**READING PASSAGE:**
Feb. 20th, 2014 11:38 pm
boutell: (shave)
I have won my last several games of 3x3 multiplayer Starcraft. Instead of losing three out of four.

This is happening because I switched from complicated, careful tactics to a dead-simple "hey guys I am kicking their asses, how about you follow me" strategy.

This is a good approach to leading a group of random people you don't know: keep it simple, take the biggest slice of risk and let them follow you to victory.

This means something.

For those who actually care about such things, I've become a big fan of proxy gateway rushes. Most players I'm encountering are much better than me at the long game but completely fold when faced with this silliness.
boutell: (shave)
I usually play four-against-four pickup games.

I have reached the point where, nine games out of ten, my teammates do not actually yell "dude you SUCK!"

Hey, that's progress!

Generally one of two things happen:

Either (a) the other team decides to target me, in which case I'm supposed to be an easy kill but I'm not and it soaks up a lot of their resources although I don't get to accomplish much else, or (b) they don't, and I go long and build a decent army and have some impact while somebody better than me leads the big crusade.

I just finished an exceptionally good game in which I saw more things trying to blow each other up at once than I had thought my computer was capable of depicting. And then it went on for another 20 minutes. Wow.
boutell: (shave)

**RECORDS:**
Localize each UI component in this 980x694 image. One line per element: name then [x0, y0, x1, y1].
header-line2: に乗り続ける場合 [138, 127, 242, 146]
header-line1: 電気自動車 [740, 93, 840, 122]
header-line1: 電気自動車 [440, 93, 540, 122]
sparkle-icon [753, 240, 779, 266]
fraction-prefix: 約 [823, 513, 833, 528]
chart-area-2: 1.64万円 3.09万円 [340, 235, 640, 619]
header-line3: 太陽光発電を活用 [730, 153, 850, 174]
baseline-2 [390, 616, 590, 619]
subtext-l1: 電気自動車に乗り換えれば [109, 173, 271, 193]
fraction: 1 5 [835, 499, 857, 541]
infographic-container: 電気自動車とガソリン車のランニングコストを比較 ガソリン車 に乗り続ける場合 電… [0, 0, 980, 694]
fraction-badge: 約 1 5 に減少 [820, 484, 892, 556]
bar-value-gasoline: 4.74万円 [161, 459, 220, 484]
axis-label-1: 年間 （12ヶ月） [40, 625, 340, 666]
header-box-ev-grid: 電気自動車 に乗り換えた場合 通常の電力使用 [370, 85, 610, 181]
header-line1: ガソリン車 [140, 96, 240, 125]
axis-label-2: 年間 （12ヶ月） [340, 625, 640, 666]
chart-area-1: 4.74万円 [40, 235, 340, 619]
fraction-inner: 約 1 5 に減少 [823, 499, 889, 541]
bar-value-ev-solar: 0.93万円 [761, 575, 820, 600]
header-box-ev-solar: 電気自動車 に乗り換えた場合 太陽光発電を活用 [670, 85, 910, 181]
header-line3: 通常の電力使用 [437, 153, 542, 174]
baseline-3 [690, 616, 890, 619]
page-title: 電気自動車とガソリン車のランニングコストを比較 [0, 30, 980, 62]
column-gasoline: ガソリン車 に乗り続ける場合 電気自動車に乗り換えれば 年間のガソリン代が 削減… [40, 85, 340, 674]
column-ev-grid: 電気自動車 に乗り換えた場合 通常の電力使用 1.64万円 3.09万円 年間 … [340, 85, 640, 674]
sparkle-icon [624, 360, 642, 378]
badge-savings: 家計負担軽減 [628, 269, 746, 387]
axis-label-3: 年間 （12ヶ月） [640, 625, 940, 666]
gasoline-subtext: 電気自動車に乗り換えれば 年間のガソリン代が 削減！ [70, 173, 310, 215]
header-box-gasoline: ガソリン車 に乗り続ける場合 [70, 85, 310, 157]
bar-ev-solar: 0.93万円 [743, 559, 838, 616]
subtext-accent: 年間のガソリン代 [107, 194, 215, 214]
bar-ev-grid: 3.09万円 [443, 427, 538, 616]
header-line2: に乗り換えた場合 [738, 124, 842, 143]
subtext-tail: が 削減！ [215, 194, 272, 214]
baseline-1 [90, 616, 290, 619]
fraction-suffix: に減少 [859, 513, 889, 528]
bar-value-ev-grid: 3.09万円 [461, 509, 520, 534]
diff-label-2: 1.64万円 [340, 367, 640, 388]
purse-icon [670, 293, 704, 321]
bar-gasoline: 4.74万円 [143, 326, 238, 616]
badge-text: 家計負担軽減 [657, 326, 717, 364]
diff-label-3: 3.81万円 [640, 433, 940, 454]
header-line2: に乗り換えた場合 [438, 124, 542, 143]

**QUESTIONS ON THE MATERIAL:**
1) Transcribe the Starcraft post, starting with "Generally one of" and going on through "20 minutes. Wow.".
2) What approaches does the Starcraft post give for leading a group of random people you don't know? List them all.
3) According to the Starcraft post, how often did the writer lose 3x3 multiplayer games before changing strategy?
You can leave the material aside; the Starcraft post is all you need.

**ANSWER SECTION:**
1)
Generally one of two things happen:

Either (a) the other team decides to target me, in which case I'm supposed to be an easy kill but I'm not and it soaks up a lot of their resources although I don't get to accomplish much else, or (b) they don't, and I go long and build a decent army and have some impact while somebody better than me leads the big crusade.

I just finished an exceptionally good game in which I saw more things trying to blow each other up at once than I had thought my computer was capable of depicting. And then it went on for another 20 minutes. Wow.

2)
- Keep it simple
- Take the biggest slice of risk
- Let them follow you to victory

3) Three out of four games.